* Set problem *
Extract and list every line that contains the word "Videos".

* Data for this exercise *
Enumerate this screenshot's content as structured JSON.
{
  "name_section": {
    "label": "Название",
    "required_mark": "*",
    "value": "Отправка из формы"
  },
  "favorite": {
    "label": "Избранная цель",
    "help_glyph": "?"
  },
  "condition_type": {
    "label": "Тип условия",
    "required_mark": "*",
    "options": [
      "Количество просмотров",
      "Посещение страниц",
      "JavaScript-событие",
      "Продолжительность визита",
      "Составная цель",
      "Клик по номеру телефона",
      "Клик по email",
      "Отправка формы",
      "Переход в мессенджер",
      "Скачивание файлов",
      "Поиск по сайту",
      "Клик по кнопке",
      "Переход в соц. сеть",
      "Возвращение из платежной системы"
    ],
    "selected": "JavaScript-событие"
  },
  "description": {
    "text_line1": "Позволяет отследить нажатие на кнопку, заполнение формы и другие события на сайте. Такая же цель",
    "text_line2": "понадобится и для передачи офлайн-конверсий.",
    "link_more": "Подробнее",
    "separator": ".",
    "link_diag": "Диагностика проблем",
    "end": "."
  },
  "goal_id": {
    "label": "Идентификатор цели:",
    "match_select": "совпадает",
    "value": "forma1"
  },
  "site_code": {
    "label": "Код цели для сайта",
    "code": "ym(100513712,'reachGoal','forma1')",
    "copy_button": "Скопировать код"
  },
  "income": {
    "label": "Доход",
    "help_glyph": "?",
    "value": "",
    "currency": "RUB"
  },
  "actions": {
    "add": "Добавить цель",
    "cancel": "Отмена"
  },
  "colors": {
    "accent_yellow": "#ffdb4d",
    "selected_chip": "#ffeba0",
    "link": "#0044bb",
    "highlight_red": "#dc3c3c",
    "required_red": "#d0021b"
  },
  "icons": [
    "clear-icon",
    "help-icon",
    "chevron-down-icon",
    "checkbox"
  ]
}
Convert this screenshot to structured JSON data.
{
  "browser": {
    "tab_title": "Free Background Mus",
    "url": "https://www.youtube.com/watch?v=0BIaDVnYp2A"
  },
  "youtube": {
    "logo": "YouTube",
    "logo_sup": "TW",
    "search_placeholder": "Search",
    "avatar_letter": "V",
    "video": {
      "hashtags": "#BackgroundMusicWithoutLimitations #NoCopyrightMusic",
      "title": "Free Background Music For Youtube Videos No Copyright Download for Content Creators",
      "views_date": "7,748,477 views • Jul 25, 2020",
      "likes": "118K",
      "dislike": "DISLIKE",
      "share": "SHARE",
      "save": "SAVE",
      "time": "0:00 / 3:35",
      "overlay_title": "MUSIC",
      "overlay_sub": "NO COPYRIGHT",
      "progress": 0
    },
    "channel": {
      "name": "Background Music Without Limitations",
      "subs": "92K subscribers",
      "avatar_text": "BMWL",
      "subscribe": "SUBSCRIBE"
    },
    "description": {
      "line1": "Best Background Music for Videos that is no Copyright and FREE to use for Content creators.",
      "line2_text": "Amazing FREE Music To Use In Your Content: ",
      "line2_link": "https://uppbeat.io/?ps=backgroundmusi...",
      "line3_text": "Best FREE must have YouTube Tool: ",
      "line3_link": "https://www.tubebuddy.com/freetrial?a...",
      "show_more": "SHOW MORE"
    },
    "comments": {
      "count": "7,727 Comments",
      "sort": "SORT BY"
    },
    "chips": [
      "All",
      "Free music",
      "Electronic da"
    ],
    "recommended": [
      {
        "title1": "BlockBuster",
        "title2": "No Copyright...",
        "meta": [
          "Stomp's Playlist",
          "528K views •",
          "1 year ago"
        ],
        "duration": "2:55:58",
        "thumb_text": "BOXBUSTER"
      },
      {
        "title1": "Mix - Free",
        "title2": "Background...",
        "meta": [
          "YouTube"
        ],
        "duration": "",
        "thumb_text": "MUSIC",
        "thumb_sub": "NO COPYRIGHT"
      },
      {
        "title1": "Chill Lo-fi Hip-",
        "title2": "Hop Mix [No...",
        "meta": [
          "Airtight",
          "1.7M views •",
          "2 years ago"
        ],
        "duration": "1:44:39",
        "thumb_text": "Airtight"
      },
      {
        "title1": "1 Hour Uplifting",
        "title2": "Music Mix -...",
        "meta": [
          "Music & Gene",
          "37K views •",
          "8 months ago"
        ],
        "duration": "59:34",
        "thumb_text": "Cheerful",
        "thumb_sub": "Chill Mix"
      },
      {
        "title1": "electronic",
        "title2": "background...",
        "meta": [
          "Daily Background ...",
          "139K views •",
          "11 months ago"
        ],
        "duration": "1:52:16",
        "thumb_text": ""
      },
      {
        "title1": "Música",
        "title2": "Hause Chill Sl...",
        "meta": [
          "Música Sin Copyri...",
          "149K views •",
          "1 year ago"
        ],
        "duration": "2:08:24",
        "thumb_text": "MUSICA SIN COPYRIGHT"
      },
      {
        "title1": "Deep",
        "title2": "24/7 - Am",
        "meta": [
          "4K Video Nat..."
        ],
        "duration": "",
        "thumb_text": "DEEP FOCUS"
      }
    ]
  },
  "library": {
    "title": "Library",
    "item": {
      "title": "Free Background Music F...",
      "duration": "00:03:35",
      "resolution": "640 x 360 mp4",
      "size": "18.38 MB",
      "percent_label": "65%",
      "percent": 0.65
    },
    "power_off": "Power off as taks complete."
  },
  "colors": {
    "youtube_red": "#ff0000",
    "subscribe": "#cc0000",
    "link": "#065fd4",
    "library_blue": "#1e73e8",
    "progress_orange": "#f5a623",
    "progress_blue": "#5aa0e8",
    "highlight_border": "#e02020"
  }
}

--

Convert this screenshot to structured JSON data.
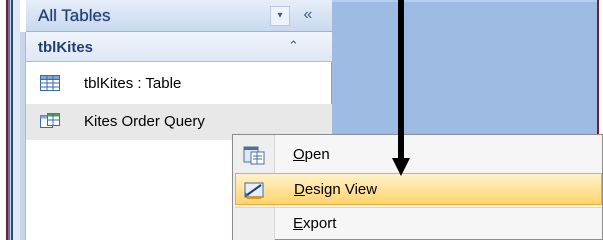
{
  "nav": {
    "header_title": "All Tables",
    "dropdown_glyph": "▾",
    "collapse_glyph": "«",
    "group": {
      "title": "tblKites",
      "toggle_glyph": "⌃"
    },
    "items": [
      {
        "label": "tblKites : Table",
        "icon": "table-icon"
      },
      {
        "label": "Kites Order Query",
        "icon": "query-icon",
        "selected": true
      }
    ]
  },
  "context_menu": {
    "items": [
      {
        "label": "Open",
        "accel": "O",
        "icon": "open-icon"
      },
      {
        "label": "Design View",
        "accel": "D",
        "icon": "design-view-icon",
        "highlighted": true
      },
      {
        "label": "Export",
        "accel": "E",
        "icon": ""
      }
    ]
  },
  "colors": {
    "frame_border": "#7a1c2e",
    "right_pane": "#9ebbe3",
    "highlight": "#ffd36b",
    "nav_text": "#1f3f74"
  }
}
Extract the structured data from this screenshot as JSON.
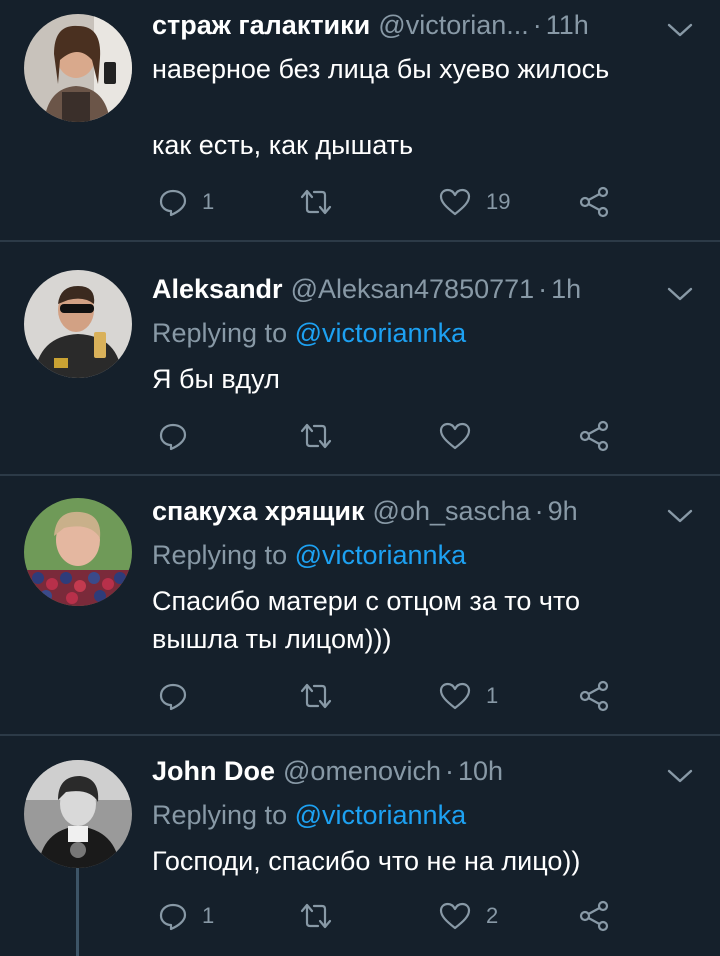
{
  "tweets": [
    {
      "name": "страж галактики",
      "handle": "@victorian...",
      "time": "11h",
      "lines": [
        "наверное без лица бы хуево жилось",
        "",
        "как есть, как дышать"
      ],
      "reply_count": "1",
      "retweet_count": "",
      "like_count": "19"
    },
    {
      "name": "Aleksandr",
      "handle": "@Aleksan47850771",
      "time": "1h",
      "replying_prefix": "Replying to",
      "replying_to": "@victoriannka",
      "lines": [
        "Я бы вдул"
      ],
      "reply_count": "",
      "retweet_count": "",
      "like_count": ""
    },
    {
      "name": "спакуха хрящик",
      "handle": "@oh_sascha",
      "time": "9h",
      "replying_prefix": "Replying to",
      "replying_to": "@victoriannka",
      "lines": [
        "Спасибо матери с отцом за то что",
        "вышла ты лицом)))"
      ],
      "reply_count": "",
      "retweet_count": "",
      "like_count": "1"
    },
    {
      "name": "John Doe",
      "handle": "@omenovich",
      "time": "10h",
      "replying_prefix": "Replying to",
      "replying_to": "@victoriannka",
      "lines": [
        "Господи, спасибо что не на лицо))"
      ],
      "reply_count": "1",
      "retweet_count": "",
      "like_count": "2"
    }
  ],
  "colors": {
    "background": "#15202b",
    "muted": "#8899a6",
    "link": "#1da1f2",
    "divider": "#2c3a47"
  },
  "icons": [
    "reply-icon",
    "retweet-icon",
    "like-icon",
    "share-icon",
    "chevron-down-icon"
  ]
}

* The response *
      "title": "Free Background Music For Youtube Videos No Copyright Download for Content Creators",
      "line1": "Best Background Music for Videos that is no Copyright and FREE to use for Content creators.",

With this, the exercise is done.